Report the number of lines containing "September", with no other words.

(Dataset records)
□ □ □

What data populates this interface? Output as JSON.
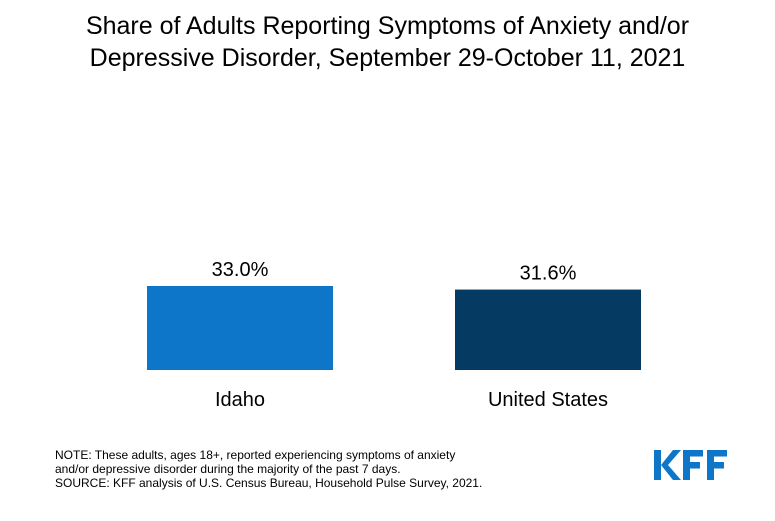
{
  "header": {
    "title_line1": "Share of Adults Reporting Symptoms of Anxiety and/or",
    "title_line2": "Depressive Disorder, September 29-October 11, 2021"
  },
  "chart_data": {
    "type": "bar",
    "title": "Share of Adults Reporting Symptoms of Anxiety and/or Depressive Disorder, September 29-October 11, 2021",
    "categories": [
      "Idaho",
      "United States"
    ],
    "values": [
      33.0,
      31.6
    ],
    "value_labels": [
      "33.0%",
      "31.6%"
    ],
    "colors": [
      "#0e76c9",
      "#053a63"
    ],
    "xlabel": "",
    "ylabel": "",
    "grid": false,
    "legend": "none"
  },
  "footer": {
    "note_line1": "NOTE: These adults, ages 18+, reported experiencing symptoms of anxiety",
    "note_line2": "and/or depressive disorder during the majority of the past 7 days.",
    "source": "SOURCE: KFF analysis of U.S. Census Bureau, Household Pulse Survey, 2021."
  },
  "logo": {
    "text": "KFF",
    "color": "#0e76c9"
  }
}
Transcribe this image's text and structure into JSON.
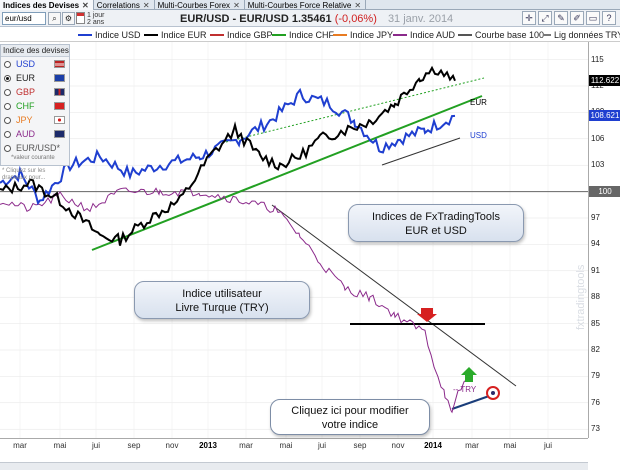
{
  "tabs": [
    {
      "label": "Indices des Devises",
      "active": true
    },
    {
      "label": "Correlations",
      "active": false
    },
    {
      "label": "Multi-Courbes Forex",
      "active": false
    },
    {
      "label": "Multi-Courbes Force Relative",
      "active": false
    }
  ],
  "toolbar": {
    "search_value": "eur/usd",
    "period_line1": "1 jour",
    "period_line2": "2 ans",
    "symbol": "EUR/USD - EUR/USD",
    "price": "1.35461",
    "change": "(-0,06%)",
    "date": "31 janv. 2014",
    "icons": [
      "crosshair-icon",
      "zoom-icon",
      "edit-icon",
      "pencil-icon",
      "ruler-icon",
      "help-icon"
    ]
  },
  "legend": [
    {
      "label": "Indice USD",
      "color": "#1f3fd0"
    },
    {
      "label": "Indice EUR",
      "color": "#000000"
    },
    {
      "label": "Indice GBP",
      "color": "#c03030"
    },
    {
      "label": "Indice CHF",
      "color": "#22a022"
    },
    {
      "label": "Indice JPY",
      "color": "#e87b22"
    },
    {
      "label": "Indice AUD",
      "color": "#8b2a8b"
    },
    {
      "label": "Courbe base 100",
      "color": "#555555"
    },
    {
      "label": "Lig données TRY",
      "color": "#777777"
    }
  ],
  "panel": {
    "title": "Indice des devises",
    "currencies": [
      {
        "code": "USD",
        "selected": false,
        "color": "#1f3fd0"
      },
      {
        "code": "EUR",
        "selected": true,
        "color": "#000000"
      },
      {
        "code": "GBP",
        "selected": false,
        "color": "#c03030"
      },
      {
        "code": "CHF",
        "selected": false,
        "color": "#22a022"
      },
      {
        "code": "JPY",
        "selected": false,
        "color": "#e87b22"
      },
      {
        "code": "AUD",
        "selected": false,
        "color": "#8b2a8b"
      }
    ],
    "pair": "EUR/USD*",
    "pair_note": "*valeur courante",
    "side_note": "* Cliquez sur les drapeaux pour..."
  },
  "chart_data": {
    "type": "line",
    "x": [
      "mar",
      "mai",
      "jui",
      "sep",
      "nov",
      "2013",
      "mar",
      "mai",
      "jui",
      "sep",
      "nov",
      "2014",
      "mar",
      "mai",
      "jui"
    ],
    "ylim": [
      72,
      117
    ],
    "yticks": [
      "115",
      "112",
      "109",
      "106",
      "103",
      "100",
      "97",
      "94",
      "91",
      "88",
      "85",
      "82",
      "79",
      "76",
      "73"
    ],
    "badges": [
      {
        "label": "112.622",
        "color": "#000000"
      },
      {
        "label": "108.621",
        "color": "#1f3fd0"
      },
      {
        "label": "100",
        "color": "#666666"
      }
    ],
    "line_labels": [
      "EUR",
      "USD",
      "-- TRY"
    ],
    "series": [
      {
        "name": "Indice USD",
        "color": "#1f3fd0"
      },
      {
        "name": "Indice EUR",
        "color": "#000000"
      },
      {
        "name": "Indice AUD",
        "color": "#8b2a8b"
      }
    ]
  },
  "annotations": {
    "fxtt": [
      "Indices de FxTradingTools",
      "EUR et USD"
    ],
    "try": [
      "Indice utilisateur",
      "Livre Turque (TRY)"
    ],
    "edit": [
      "Cliquez ici pour modifier",
      "votre indice"
    ]
  },
  "watermark": "fxtradingtools"
}
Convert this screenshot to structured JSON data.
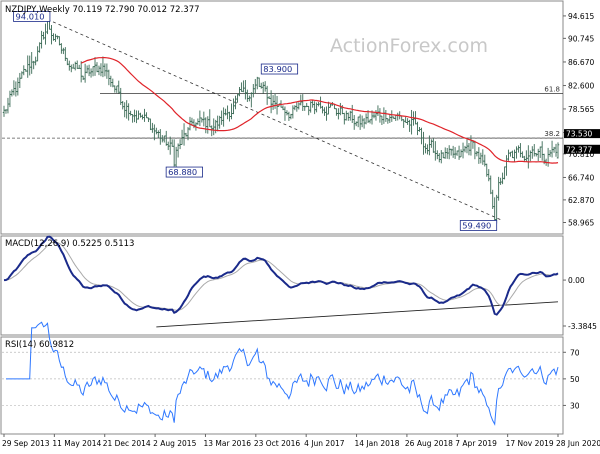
{
  "colors": {
    "price": "#3a6a55",
    "sma": "#e0242a",
    "trend": "#333333",
    "fib": "#333333",
    "box": "#1a2a8a",
    "macd": "#1a2a8a",
    "signal": "#aaaaaa",
    "rsi": "#2f78ff",
    "priceTag": "#000000",
    "watermark": "#c8c8c8"
  },
  "watermark": "ActionForex.com",
  "chart_data": [
    {
      "type": "candlestick",
      "header": "NZDJPY,Weekly  70.119 72.790 70.012 72.377",
      "ylim": [
        57.5,
        96.5
      ],
      "yticks": [
        "94.615",
        "90.745",
        "86.670",
        "82.600",
        "78.565",
        "74.495",
        "70.810",
        "66.740",
        "62.870",
        "58.965"
      ],
      "ytick_values": [
        94.615,
        90.745,
        86.67,
        82.6,
        78.565,
        74.495,
        70.81,
        66.74,
        62.87,
        58.965
      ],
      "price_tags": [
        {
          "label": "73.530",
          "value": 73.53
        },
        {
          "label": "72.377",
          "value": 72.377
        }
      ],
      "fib_lines": [
        {
          "label": "61.8",
          "value": 81.2
        },
        {
          "label": "38.2",
          "value": 73.53
        }
      ],
      "annotations": [
        {
          "label": "94.010",
          "index": 22,
          "value": 94.01
        },
        {
          "label": "83.900",
          "index": 128,
          "value": 83.9
        },
        {
          "label": "68.880",
          "index": 86,
          "value": 68.88
        },
        {
          "label": "59.490",
          "index": 248,
          "value": 59.49
        }
      ],
      "trendline": {
        "from": {
          "index": 22,
          "value": 94.01
        },
        "to": {
          "index": 252,
          "value": 59.3
        }
      },
      "waypoints": [
        [
          0,
          78
        ],
        [
          8,
          83
        ],
        [
          18,
          89
        ],
        [
          22,
          93
        ],
        [
          30,
          88
        ],
        [
          40,
          84
        ],
        [
          50,
          86
        ],
        [
          60,
          80
        ],
        [
          70,
          77
        ],
        [
          76,
          75
        ],
        [
          86,
          71
        ],
        [
          96,
          76
        ],
        [
          108,
          76
        ],
        [
          118,
          80
        ],
        [
          128,
          82.5
        ],
        [
          135,
          80
        ],
        [
          146,
          78
        ],
        [
          160,
          80
        ],
        [
          170,
          78
        ],
        [
          180,
          76
        ],
        [
          194,
          78
        ],
        [
          206,
          76
        ],
        [
          214,
          72
        ],
        [
          224,
          70
        ],
        [
          230,
          70
        ],
        [
          236,
          72.5
        ],
        [
          241,
          70
        ],
        [
          246,
          64
        ],
        [
          248,
          61
        ],
        [
          250,
          65
        ],
        [
          255,
          70
        ],
        [
          262,
          71
        ],
        [
          268,
          72
        ],
        [
          274,
          70.5
        ],
        [
          280,
          72
        ]
      ],
      "candles": [],
      "sma_period": 40
    },
    {
      "type": "line",
      "header": "MACD(12,26,9) 0.5225 0.5113",
      "ylim": [
        -3.9,
        3.1
      ],
      "yticks": [
        "0.00",
        "-3.3845"
      ],
      "ytick_values": [
        0,
        -3.3845
      ],
      "trendline": {
        "from": {
          "index": 77,
          "value": -3.45
        },
        "to": {
          "index": 280,
          "value": -1.6
        }
      },
      "series": [
        {
          "name": "MACD",
          "values": []
        },
        {
          "name": "Signal",
          "values": []
        }
      ]
    },
    {
      "type": "line",
      "header": "RSI(14) 60.9812",
      "ylim": [
        10,
        80
      ],
      "yticks": [
        "70",
        "50",
        "30"
      ],
      "ytick_values": [
        70,
        50,
        30
      ],
      "series": [
        {
          "name": "RSI",
          "values": []
        }
      ]
    }
  ],
  "x_axis": {
    "labels": [
      "29 Sep 2013",
      "11 May 2014",
      "21 Dec 2014",
      "2 Aug 2015",
      "13 Mar 2016",
      "23 Oct 2016",
      "4 Jun 2017",
      "14 Jan 2018",
      "26 Aug 2018",
      "7 Apr 2019",
      "17 Nov 2019",
      "28 Jun 2020"
    ],
    "label_indices": [
      0,
      32,
      64,
      96,
      128,
      160,
      192,
      224,
      256,
      288,
      320,
      352
    ],
    "bar_count": 281
  }
}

□ □ □

PROBLEM SOLUTION: 2